Recorded data
+++
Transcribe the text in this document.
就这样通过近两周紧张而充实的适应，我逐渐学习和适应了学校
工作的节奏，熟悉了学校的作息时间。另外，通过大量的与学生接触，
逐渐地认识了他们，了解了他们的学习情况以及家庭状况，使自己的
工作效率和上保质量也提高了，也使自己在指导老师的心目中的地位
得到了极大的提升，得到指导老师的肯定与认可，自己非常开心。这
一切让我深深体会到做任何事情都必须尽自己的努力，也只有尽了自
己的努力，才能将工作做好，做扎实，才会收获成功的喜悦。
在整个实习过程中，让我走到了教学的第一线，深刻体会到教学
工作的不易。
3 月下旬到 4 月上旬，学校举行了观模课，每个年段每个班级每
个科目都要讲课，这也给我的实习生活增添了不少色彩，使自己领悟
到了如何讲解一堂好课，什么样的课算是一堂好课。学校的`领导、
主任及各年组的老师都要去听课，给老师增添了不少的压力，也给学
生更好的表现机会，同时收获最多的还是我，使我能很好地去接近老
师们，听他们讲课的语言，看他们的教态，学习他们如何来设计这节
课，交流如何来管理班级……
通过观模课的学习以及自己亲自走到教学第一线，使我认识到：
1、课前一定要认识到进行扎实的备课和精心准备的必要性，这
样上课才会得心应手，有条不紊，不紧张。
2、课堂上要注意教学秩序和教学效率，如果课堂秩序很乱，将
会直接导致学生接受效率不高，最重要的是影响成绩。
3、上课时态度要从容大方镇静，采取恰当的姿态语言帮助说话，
+++
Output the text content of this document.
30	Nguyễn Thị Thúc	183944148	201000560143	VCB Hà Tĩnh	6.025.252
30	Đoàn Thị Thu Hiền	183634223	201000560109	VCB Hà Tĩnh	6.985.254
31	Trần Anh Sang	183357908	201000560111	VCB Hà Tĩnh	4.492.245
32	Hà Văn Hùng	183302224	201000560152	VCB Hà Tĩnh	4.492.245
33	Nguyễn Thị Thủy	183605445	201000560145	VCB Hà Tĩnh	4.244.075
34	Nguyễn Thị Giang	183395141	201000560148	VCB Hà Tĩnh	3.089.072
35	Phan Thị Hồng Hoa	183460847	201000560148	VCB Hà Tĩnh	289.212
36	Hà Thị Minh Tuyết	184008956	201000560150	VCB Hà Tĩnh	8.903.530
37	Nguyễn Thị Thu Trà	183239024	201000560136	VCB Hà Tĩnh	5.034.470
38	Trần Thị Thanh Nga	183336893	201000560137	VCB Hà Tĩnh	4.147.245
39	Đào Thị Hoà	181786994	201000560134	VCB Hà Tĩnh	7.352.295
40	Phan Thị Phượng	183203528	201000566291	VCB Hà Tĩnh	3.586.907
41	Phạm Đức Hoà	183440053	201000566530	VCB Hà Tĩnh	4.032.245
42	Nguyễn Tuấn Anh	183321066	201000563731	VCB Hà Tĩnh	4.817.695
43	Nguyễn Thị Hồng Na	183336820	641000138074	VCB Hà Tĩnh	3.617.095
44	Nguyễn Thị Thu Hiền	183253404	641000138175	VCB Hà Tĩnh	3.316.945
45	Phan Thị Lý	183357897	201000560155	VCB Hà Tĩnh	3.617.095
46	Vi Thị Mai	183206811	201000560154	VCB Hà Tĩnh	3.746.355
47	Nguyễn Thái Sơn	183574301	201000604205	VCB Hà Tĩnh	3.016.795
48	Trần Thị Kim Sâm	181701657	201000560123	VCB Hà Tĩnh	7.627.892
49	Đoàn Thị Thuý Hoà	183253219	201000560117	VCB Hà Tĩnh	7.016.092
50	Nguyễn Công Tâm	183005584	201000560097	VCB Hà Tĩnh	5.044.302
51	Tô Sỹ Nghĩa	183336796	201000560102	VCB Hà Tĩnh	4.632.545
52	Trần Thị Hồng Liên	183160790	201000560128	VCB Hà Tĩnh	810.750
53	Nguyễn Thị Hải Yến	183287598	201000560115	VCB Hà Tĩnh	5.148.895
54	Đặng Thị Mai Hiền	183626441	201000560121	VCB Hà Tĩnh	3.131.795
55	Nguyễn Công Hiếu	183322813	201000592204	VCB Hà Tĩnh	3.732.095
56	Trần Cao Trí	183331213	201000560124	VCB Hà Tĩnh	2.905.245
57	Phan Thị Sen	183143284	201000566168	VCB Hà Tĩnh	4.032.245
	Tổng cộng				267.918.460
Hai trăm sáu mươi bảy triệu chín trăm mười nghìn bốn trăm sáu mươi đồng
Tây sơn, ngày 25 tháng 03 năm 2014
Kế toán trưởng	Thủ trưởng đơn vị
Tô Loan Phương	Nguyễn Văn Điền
+++
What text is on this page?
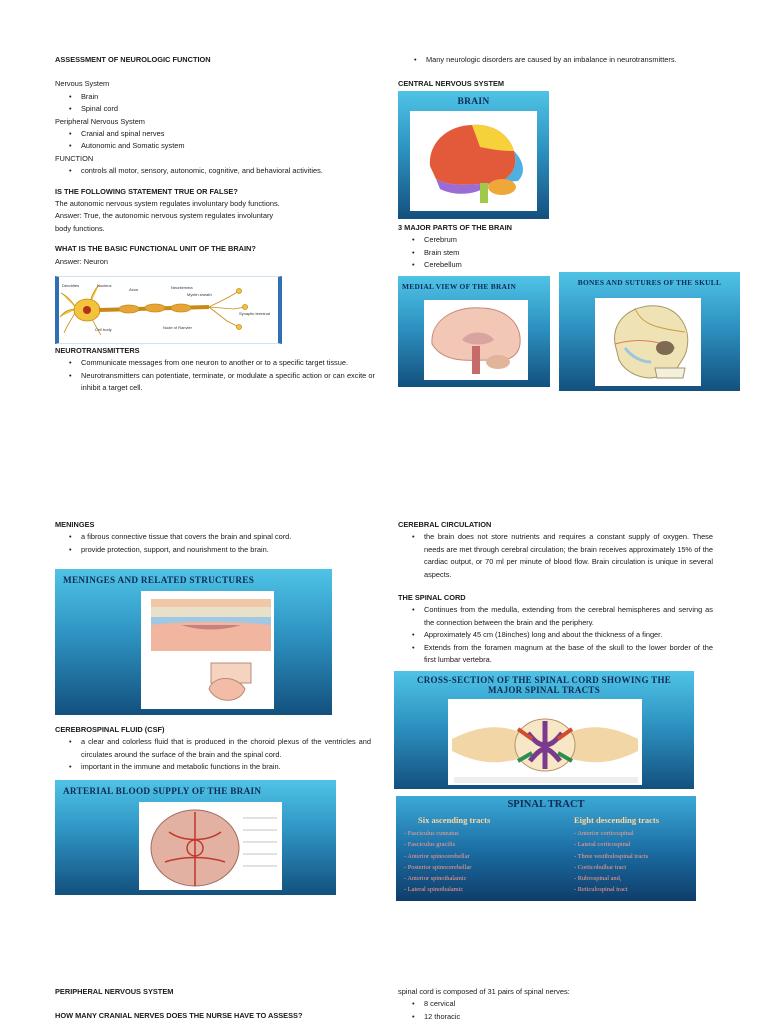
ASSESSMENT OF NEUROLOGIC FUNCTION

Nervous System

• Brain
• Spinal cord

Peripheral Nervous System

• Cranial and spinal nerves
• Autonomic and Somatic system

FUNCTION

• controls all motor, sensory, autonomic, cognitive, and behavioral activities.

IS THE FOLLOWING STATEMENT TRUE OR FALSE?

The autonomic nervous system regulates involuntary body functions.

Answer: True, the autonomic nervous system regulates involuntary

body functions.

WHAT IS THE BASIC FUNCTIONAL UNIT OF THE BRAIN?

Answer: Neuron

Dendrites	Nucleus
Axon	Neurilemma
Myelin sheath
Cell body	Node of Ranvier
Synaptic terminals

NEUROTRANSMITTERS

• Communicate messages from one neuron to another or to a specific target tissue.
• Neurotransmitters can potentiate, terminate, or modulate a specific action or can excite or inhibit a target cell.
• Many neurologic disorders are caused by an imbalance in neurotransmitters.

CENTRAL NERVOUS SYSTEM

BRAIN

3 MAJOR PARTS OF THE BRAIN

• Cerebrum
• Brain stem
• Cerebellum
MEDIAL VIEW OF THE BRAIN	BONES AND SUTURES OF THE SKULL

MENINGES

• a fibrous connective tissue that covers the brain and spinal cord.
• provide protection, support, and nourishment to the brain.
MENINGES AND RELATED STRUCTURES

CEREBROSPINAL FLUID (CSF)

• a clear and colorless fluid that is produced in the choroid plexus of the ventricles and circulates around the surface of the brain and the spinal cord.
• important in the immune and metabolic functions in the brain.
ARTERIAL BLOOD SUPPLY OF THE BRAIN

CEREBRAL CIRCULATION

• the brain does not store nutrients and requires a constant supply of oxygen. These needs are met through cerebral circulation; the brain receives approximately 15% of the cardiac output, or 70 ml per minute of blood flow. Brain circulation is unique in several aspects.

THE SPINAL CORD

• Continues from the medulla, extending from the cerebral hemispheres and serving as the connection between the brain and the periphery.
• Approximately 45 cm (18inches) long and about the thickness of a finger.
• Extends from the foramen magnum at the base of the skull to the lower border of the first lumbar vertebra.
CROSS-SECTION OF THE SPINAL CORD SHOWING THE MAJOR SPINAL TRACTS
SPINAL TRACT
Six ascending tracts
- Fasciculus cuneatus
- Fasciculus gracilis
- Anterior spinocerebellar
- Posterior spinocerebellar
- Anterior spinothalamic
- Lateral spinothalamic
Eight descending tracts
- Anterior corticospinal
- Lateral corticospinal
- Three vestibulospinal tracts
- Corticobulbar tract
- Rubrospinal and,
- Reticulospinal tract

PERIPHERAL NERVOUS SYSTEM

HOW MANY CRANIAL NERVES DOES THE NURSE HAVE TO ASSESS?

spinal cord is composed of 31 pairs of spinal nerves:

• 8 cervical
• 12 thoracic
+++
▸ **WRITTEN INSTRUCTION**
Give a single number: the count of lines above that include the word "Fasciculus".

▸ **FULL RESPONSE**
2